=== Begin Enclosure ===

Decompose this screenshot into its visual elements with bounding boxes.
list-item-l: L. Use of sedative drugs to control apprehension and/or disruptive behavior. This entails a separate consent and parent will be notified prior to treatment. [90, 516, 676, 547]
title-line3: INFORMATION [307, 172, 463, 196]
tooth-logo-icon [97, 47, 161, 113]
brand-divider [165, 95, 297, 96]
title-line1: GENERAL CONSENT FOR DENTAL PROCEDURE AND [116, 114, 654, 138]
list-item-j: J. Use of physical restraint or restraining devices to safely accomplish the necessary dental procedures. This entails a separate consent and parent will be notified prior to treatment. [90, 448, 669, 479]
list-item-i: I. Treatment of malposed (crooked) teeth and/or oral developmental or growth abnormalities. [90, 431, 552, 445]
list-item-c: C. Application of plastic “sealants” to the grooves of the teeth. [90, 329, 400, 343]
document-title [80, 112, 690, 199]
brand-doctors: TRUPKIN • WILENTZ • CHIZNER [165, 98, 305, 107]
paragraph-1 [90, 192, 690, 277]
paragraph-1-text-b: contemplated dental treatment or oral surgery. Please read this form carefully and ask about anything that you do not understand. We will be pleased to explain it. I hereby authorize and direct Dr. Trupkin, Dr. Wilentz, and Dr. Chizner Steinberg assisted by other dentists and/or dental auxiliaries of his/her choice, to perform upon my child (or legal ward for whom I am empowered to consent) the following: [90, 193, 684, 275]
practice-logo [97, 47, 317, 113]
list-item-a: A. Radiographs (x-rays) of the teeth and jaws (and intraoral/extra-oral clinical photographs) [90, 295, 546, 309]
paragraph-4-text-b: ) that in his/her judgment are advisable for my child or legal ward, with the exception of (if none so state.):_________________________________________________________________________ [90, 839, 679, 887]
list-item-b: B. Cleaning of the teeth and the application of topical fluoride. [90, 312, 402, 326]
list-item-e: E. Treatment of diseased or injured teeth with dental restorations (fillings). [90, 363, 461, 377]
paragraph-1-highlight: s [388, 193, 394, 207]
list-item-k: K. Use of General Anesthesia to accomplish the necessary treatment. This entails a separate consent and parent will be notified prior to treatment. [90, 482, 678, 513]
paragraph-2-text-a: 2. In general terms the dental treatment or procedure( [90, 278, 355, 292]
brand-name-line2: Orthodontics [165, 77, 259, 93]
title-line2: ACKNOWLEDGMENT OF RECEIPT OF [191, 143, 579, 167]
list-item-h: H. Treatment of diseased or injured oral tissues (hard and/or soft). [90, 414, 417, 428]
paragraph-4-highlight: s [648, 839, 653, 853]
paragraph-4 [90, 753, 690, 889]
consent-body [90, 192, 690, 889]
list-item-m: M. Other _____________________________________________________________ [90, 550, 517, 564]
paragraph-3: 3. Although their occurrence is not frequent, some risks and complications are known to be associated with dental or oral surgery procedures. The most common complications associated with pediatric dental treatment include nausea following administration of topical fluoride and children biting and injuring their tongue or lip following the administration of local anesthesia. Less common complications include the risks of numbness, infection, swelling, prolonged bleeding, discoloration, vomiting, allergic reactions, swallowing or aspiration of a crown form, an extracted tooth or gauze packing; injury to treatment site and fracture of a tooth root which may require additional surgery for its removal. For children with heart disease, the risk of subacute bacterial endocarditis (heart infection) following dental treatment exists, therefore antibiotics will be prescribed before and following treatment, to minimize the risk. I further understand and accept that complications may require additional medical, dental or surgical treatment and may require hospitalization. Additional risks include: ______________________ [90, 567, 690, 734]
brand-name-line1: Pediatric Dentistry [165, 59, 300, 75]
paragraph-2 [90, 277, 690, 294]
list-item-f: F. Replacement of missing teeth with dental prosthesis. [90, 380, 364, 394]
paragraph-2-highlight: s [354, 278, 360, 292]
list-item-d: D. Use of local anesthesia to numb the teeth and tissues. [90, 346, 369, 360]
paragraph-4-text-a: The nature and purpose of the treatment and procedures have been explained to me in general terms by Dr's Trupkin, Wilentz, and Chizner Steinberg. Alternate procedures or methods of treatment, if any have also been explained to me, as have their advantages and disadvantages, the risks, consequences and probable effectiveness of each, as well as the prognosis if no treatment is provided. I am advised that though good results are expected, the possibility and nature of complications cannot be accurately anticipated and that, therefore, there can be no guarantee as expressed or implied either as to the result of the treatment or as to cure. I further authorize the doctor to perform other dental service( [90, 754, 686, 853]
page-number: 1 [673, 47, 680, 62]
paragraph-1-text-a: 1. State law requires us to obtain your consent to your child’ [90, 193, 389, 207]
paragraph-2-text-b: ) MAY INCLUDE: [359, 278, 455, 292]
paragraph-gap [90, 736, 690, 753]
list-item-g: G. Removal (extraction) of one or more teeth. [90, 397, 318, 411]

=== End Enclosure ===

- _Assignment_
Please repeat the material exactly as it appears above.

- _Task answer_
Decompose this screenshot into its visual elements with bounding boxes.
list-item-l: L. Use of sedative drugs to control apprehension and/or disruptive behavior. This entails a separate consent and parent will be notified prior to treatment. [90, 516, 676, 547]
title-line3: INFORMATION [307, 172, 463, 196]
tooth-logo-icon [97, 47, 161, 113]
brand-divider [165, 95, 297, 96]
title-line1: GENERAL CONSENT FOR DENTAL PROCEDURE AND [116, 114, 654, 138]
list-item-j: J. Use of physical restraint or restraining devices to safely accomplish the necessary dental procedures. This entails a separate consent and parent will be notified prior to treatment. [90, 448, 669, 479]
list-item-i: I. Treatment of malposed (crooked) teeth and/or oral developmental or growth abnormalities. [90, 431, 552, 445]
list-item-c: C. Application of plastic “sealants” to the grooves of the teeth. [90, 329, 400, 343]
document-title [80, 112, 690, 199]
brand-doctors: TRUPKIN • WILENTZ • CHIZNER [165, 98, 305, 107]
paragraph-1 [90, 192, 690, 277]
paragraph-1-text-b: contemplated dental treatment or oral surgery. Please read this form carefully and ask about anything that you do not understand. We will be pleased to explain it. I hereby authorize and direct Dr. Trupkin, Dr. Wilentz, and Dr. Chizner Steinberg assisted by other dentists and/or dental auxiliaries of his/her choice, to perform upon my child (or legal ward for whom I am empowered to consent) the following: [90, 193, 684, 275]
practice-logo [97, 47, 317, 113]
list-item-a: A. Radiographs (x-rays) of the teeth and jaws (and intraoral/extra-oral clinical photographs) [90, 295, 546, 309]
paragraph-4-text-b: ) that in his/her judgment are advisable for my child or legal ward, with the exception of (if none so state.):_________________________________________________________________________ [90, 839, 679, 887]
list-item-b: B. Cleaning of the teeth and the application of topical fluoride. [90, 312, 402, 326]
list-item-e: E. Treatment of diseased or injured teeth with dental restorations (fillings). [90, 363, 461, 377]
paragraph-1-highlight: s [388, 193, 394, 207]
list-item-k: K. Use of General Anesthesia to accomplish the necessary treatment. This entails a separate consent and parent will be notified prior to treatment. [90, 482, 678, 513]
paragraph-2-text-a: 2. In general terms the dental treatment or procedure( [90, 278, 355, 292]
brand-name-line2: Orthodontics [165, 77, 259, 93]
title-line2: ACKNOWLEDGMENT OF RECEIPT OF [191, 143, 579, 167]
list-item-h: H. Treatment of diseased or injured oral tissues (hard and/or soft). [90, 414, 417, 428]
paragraph-4-highlight: s [648, 839, 653, 853]
paragraph-4 [90, 753, 690, 889]
consent-body [90, 192, 690, 889]
list-item-m: M. Other _____________________________________________________________ [90, 550, 517, 564]
paragraph-3: 3. Although their occurrence is not frequent, some risks and complications are known to be associated with dental or oral surgery procedures. The most common complications associated with pediatric dental treatment include nausea following administration of topical fluoride and children biting and injuring their tongue or lip following the administration of local anesthesia. Less common complications include the risks of numbness, infection, swelling, prolonged bleeding, discoloration, vomiting, allergic reactions, swallowing or aspiration of a crown form, an extracted tooth or gauze packing; injury to treatment site and fracture of a tooth root which may require additional surgery for its removal. For children with heart disease, the risk of subacute bacterial endocarditis (heart infection) following dental treatment exists, therefore antibiotics will be prescribed before and following treatment, to minimize the risk. I further understand and accept that complications may require additional medical, dental or surgical treatment and may require hospitalization. Additional risks include: ______________________ [90, 567, 690, 734]
brand-name-line1: Pediatric Dentistry [165, 59, 300, 75]
paragraph-2 [90, 277, 690, 294]
list-item-f: F. Replacement of missing teeth with dental prosthesis. [90, 380, 364, 394]
paragraph-2-highlight: s [354, 278, 360, 292]
list-item-d: D. Use of local anesthesia to numb the teeth and tissues. [90, 346, 369, 360]
paragraph-4-text-a: The nature and purpose of the treatment and procedures have been explained to me in general terms by Dr's Trupkin, Wilentz, and Chizner Steinberg. Alternate procedures or methods of treatment, if any have also been explained to me, as have their advantages and disadvantages, the risks, consequences and probable effectiveness of each, as well as the prognosis if no treatment is provided. I am advised that though good results are expected, the possibility and nature of complications cannot be accurately anticipated and that, therefore, there can be no guarantee as expressed or implied either as to the result of the treatment or as to cure. I further authorize the doctor to perform other dental service( [90, 754, 686, 853]
page-number: 1 [673, 47, 680, 62]
paragraph-1-text-a: 1. State law requires us to obtain your consent to your child’ [90, 193, 389, 207]
paragraph-2-text-b: ) MAY INCLUDE: [359, 278, 455, 292]
paragraph-gap [90, 736, 690, 753]
list-item-g: G. Removal (extraction) of one or more teeth. [90, 397, 318, 411]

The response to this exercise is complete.